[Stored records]
####

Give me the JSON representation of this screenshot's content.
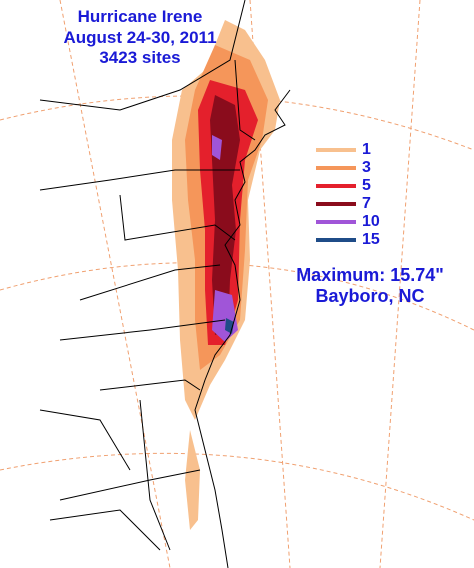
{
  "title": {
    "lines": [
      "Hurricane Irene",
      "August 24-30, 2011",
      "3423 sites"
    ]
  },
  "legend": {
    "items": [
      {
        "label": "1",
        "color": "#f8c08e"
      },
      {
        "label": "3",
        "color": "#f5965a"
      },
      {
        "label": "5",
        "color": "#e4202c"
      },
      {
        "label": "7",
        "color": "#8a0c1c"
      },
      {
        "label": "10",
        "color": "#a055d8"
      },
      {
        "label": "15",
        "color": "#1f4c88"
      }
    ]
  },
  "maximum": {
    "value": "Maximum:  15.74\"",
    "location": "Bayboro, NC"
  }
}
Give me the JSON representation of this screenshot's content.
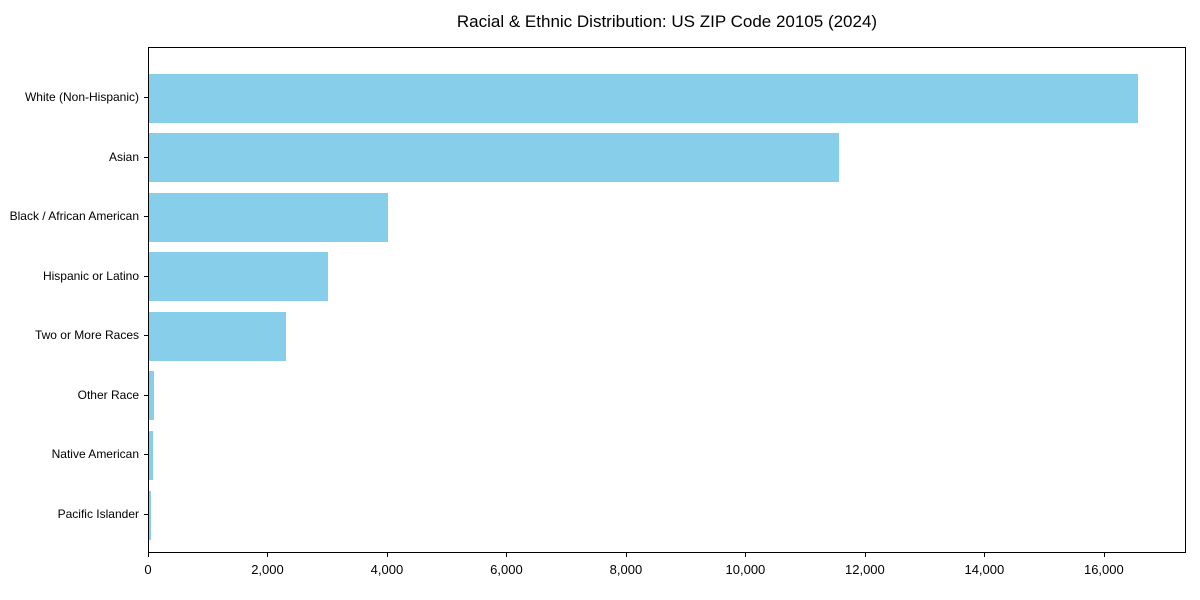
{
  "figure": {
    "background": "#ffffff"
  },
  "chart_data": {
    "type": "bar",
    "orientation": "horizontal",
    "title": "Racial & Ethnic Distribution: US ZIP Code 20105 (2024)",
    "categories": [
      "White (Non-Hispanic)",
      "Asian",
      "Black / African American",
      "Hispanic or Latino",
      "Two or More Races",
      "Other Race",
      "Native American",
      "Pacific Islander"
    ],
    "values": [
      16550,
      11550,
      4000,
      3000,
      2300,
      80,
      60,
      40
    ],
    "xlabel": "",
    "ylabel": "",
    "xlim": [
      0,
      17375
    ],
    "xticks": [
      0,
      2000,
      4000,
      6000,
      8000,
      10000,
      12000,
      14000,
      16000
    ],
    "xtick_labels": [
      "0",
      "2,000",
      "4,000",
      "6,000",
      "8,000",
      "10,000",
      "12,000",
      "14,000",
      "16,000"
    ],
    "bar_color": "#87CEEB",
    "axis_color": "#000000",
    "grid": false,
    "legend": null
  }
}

####

_Exercise goal_
Print out the whole of the material word for word, without pictures.

_The reply_
Give me the JSON representation of this screenshot's content.
{
  "title": {
    "lines": [
      "Hurricane Irene",
      "August 24-30, 2011",
      "3423 sites"
    ]
  },
  "legend": {
    "items": [
      {
        "label": "1",
        "color": "#f8c08e"
      },
      {
        "label": "3",
        "color": "#f5965a"
      },
      {
        "label": "5",
        "color": "#e4202c"
      },
      {
        "label": "7",
        "color": "#8a0c1c"
      },
      {
        "label": "10",
        "color": "#a055d8"
      },
      {
        "label": "15",
        "color": "#1f4c88"
      }
    ]
  },
  "maximum": {
    "value": "Maximum:  15.74\"",
    "location": "Bayboro, NC"
  }
}
Give me the JSON representation of this screenshot's content.
{
  "figure": {
    "background": "#ffffff"
  },
  "chart_data": {
    "type": "bar",
    "orientation": "horizontal",
    "title": "Racial & Ethnic Distribution: US ZIP Code 20105 (2024)",
    "categories": [
      "White (Non-Hispanic)",
      "Asian",
      "Black / African American",
      "Hispanic or Latino",
      "Two or More Races",
      "Other Race",
      "Native American",
      "Pacific Islander"
    ],
    "values": [
      16550,
      11550,
      4000,
      3000,
      2300,
      80,
      60,
      40
    ],
    "xlabel": "",
    "ylabel": "",
    "xlim": [
      0,
      17375
    ],
    "xticks": [
      0,
      2000,
      4000,
      6000,
      8000,
      10000,
      12000,
      14000,
      16000
    ],
    "xtick_labels": [
      "0",
      "2,000",
      "4,000",
      "6,000",
      "8,000",
      "10,000",
      "12,000",
      "14,000",
      "16,000"
    ],
    "bar_color": "#87CEEB",
    "axis_color": "#000000",
    "grid": false,
    "legend": null
  }
}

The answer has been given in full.